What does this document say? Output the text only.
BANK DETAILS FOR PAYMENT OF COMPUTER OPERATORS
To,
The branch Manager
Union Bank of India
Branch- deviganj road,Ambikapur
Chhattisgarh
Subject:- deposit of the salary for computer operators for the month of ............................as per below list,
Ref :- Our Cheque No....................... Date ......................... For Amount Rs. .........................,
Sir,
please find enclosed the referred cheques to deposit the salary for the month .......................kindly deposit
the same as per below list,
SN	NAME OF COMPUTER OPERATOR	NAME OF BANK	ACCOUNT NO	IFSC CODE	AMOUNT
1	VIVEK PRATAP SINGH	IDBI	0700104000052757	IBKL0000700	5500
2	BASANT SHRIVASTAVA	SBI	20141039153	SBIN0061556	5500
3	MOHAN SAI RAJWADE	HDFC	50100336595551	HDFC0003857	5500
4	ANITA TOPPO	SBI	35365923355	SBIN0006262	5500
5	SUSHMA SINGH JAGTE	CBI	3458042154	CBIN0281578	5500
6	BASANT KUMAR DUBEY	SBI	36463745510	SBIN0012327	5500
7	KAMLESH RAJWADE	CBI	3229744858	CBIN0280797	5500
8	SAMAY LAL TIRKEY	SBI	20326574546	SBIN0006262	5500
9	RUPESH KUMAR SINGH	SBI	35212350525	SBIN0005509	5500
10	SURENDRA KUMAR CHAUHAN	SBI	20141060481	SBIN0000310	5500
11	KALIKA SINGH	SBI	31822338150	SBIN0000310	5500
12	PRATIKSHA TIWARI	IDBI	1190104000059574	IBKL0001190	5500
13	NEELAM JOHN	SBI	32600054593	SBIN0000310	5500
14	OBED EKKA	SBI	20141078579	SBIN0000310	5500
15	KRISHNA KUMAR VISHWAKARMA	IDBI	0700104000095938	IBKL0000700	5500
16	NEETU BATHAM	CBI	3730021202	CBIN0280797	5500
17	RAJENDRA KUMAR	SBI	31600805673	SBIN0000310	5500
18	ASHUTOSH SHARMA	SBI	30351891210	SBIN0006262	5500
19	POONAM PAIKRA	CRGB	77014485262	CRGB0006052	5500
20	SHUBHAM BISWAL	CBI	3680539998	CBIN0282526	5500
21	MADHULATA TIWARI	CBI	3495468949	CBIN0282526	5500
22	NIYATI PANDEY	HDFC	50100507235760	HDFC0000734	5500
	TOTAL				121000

* **What to do**
Repeat the preceding lines exactly, please, every one of them.

* **Reply**
What does this document say? Output the text only.
BANK DETAILS FOR PAYMENT OF COMPUTER OPERATORS
To,
The branch Manager
Union Bank of India
Branch- deviganj road,Ambikapur
Chhattisgarh
Subject:- deposit of the salary for computer operators for the month of ............................as per below list,
Ref :- Our Cheque No....................... Date ......................... For Amount Rs. .........................,
Sir,
please find enclosed the referred cheques to deposit the salary for the month .......................kindly deposit
the same as per below list,
SN	NAME OF COMPUTER OPERATOR	NAME OF BANK	ACCOUNT NO	IFSC CODE	AMOUNT
1	VIVEK PRATAP SINGH	IDBI	0700104000052757	IBKL0000700	5500
2	BASANT SHRIVASTAVA	SBI	20141039153	SBIN0061556	5500
3	MOHAN SAI RAJWADE	HDFC	50100336595551	HDFC0003857	5500
4	ANITA TOPPO	SBI	35365923355	SBIN0006262	5500
5	SUSHMA SINGH JAGTE	CBI	3458042154	CBIN0281578	5500
6	BASANT KUMAR DUBEY	SBI	36463745510	SBIN0012327	5500
7	KAMLESH RAJWADE	CBI	3229744858	CBIN0280797	5500
8	SAMAY LAL TIRKEY	SBI	20326574546	SBIN0006262	5500
9	RUPESH KUMAR SINGH	SBI	35212350525	SBIN0005509	5500
10	SURENDRA KUMAR CHAUHAN	SBI	20141060481	SBIN0000310	5500
11	KALIKA SINGH	SBI	31822338150	SBIN0000310	5500
12	PRATIKSHA TIWARI	IDBI	1190104000059574	IBKL0001190	5500
13	NEELAM JOHN	SBI	32600054593	SBIN0000310	5500
14	OBED EKKA	SBI	20141078579	SBIN0000310	5500
15	KRISHNA KUMAR VISHWAKARMA	IDBI	0700104000095938	IBKL0000700	5500
16	NEETU BATHAM	CBI	3730021202	CBIN0280797	5500
17	RAJENDRA KUMAR	SBI	31600805673	SBIN0000310	5500
18	ASHUTOSH SHARMA	SBI	30351891210	SBIN0006262	5500
19	POONAM PAIKRA	CRGB	77014485262	CRGB0006052	5500
20	SHUBHAM BISWAL	CBI	3680539998	CBIN0282526	5500
21	MADHULATA TIWARI	CBI	3495468949	CBIN0282526	5500
22	NIYATI PANDEY	HDFC	50100507235760	HDFC0000734	5500
	TOTAL				121000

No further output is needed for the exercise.